Data records

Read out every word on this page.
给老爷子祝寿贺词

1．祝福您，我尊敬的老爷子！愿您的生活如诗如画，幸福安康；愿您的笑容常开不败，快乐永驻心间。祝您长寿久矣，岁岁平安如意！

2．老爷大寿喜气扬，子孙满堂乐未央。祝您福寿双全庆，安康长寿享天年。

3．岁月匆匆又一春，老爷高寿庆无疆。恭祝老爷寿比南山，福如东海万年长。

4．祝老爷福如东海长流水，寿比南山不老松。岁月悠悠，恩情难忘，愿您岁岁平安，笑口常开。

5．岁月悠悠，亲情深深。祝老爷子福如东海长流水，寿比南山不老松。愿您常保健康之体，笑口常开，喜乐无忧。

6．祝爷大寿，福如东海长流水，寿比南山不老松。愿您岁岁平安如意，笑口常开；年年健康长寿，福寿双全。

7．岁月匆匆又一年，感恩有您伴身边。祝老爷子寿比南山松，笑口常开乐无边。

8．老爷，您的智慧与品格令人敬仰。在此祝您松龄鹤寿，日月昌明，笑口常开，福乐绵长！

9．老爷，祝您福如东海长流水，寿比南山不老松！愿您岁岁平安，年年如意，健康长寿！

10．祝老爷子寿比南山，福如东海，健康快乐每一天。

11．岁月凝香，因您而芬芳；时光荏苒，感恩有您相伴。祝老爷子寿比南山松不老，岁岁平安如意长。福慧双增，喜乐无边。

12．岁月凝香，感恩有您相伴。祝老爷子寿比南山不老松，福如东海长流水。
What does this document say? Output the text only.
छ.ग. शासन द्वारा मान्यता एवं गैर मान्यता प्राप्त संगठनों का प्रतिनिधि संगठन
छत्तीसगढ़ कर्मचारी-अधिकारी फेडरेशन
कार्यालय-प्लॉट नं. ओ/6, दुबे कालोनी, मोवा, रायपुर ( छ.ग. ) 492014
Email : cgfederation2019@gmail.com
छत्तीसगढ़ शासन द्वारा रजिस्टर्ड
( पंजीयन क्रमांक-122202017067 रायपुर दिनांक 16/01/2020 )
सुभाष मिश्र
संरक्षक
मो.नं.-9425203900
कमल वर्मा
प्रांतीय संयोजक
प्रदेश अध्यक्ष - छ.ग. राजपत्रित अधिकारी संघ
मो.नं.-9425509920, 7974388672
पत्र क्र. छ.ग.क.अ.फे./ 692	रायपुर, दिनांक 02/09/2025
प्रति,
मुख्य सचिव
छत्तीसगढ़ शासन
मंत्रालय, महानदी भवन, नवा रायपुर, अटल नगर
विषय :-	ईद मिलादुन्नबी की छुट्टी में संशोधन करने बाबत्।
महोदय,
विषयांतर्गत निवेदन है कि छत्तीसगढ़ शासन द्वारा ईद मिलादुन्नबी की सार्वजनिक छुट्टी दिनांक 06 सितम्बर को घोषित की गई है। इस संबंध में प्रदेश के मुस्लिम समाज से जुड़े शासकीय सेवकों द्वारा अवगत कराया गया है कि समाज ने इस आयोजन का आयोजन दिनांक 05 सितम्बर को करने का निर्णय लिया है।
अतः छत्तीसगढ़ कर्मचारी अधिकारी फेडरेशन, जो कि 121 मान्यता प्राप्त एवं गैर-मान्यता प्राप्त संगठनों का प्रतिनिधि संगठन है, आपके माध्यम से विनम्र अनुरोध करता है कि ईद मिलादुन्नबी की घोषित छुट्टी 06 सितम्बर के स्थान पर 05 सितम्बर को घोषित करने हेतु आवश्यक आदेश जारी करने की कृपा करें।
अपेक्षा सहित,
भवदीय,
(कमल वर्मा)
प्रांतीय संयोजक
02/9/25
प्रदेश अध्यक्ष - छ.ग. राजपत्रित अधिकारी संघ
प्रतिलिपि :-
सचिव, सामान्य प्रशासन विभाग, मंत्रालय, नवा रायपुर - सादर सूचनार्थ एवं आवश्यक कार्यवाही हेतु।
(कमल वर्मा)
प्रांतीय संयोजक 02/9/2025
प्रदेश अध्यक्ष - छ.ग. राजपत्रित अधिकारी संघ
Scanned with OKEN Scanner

Stated problem
Write out every line exactly as it stands.

Task answer
Read out every word on this page.
给老爷子祝寿贺词

1．祝福您，我尊敬的老爷子！愿您的生活如诗如画，幸福安康；愿您的笑容常开不败，快乐永驻心间。祝您长寿久矣，岁岁平安如意！

2．老爷大寿喜气扬，子孙满堂乐未央。祝您福寿双全庆，安康长寿享天年。

3．岁月匆匆又一春，老爷高寿庆无疆。恭祝老爷寿比南山，福如东海万年长。

4．祝老爷福如东海长流水，寿比南山不老松。岁月悠悠，恩情难忘，愿您岁岁平安，笑口常开。

5．岁月悠悠，亲情深深。祝老爷子福如东海长流水，寿比南山不老松。愿您常保健康之体，笑口常开，喜乐无忧。

6．祝爷大寿，福如东海长流水，寿比南山不老松。愿您岁岁平安如意，笑口常开；年年健康长寿，福寿双全。

7．岁月匆匆又一年，感恩有您伴身边。祝老爷子寿比南山松，笑口常开乐无边。

8．老爷，您的智慧与品格令人敬仰。在此祝您松龄鹤寿，日月昌明，笑口常开，福乐绵长！

9．老爷，祝您福如东海长流水，寿比南山不老松！愿您岁岁平安，年年如意，健康长寿！

10．祝老爷子寿比南山，福如东海，健康快乐每一天。

11．岁月凝香，因您而芬芳；时光荏苒，感恩有您相伴。祝老爷子寿比南山松不老，岁岁平安如意长。福慧双增，喜乐无边。

12．岁月凝香，感恩有您相伴。祝老爷子寿比南山不老松，福如东海长流水。
What does this document say? Output the text only.
छ.ग. शासन द्वारा मान्यता एवं गैर मान्यता प्राप्त संगठनों का प्रतिनिधि संगठन
छत्तीसगढ़ कर्मचारी-अधिकारी फेडरेशन
कार्यालय-प्लॉट नं. ओ/6, दुबे कालोनी, मोवा, रायपुर ( छ.ग. ) 492014
Email : cgfederation2019@gmail.com
छत्तीसगढ़ शासन द्वारा रजिस्टर्ड
( पंजीयन क्रमांक-122202017067 रायपुर दिनांक 16/01/2020 )
सुभाष मिश्र
संरक्षक
मो.नं.-9425203900
कमल वर्मा
प्रांतीय संयोजक
प्रदेश अध्यक्ष - छ.ग. राजपत्रित अधिकारी संघ
मो.नं.-9425509920, 7974388672
पत्र क्र. छ.ग.क.अ.फे./ 692	रायपुर, दिनांक 02/09/2025
प्रति,
मुख्य सचिव
छत्तीसगढ़ शासन
मंत्रालय, महानदी भवन, नवा रायपुर, अटल नगर
विषय :-	ईद मिलादुन्नबी की छुट्टी में संशोधन करने बाबत्।
महोदय,
विषयांतर्गत निवेदन है कि छत्तीसगढ़ शासन द्वारा ईद मिलादुन्नबी की सार्वजनिक छुट्टी दिनांक 06 सितम्बर को घोषित की गई है। इस संबंध में प्रदेश के मुस्लिम समाज से जुड़े शासकीय सेवकों द्वारा अवगत कराया गया है कि समाज ने इस आयोजन का आयोजन दिनांक 05 सितम्बर को करने का निर्णय लिया है।
अतः छत्तीसगढ़ कर्मचारी अधिकारी फेडरेशन, जो कि 121 मान्यता प्राप्त एवं गैर-मान्यता प्राप्त संगठनों का प्रतिनिधि संगठन है, आपके माध्यम से विनम्र अनुरोध करता है कि ईद मिलादुन्नबी की घोषित छुट्टी 06 सितम्बर के स्थान पर 05 सितम्बर को घोषित करने हेतु आवश्यक आदेश जारी करने की कृपा करें।
अपेक्षा सहित,
भवदीय,
(कमल वर्मा)
प्रांतीय संयोजक
02/9/25
प्रदेश अध्यक्ष - छ.ग. राजपत्रित अधिकारी संघ
प्रतिलिपि :-
सचिव, सामान्य प्रशासन विभाग, मंत्रालय, नवा रायपुर - सादर सूचनार्थ एवं आवश्यक कार्यवाही हेतु।
(कमल वर्मा)
प्रांतीय संयोजक 02/9/2025
प्रदेश अध्यक्ष - छ.ग. राजपत्रित अधिकारी संघ
Scanned with OKEN Scanner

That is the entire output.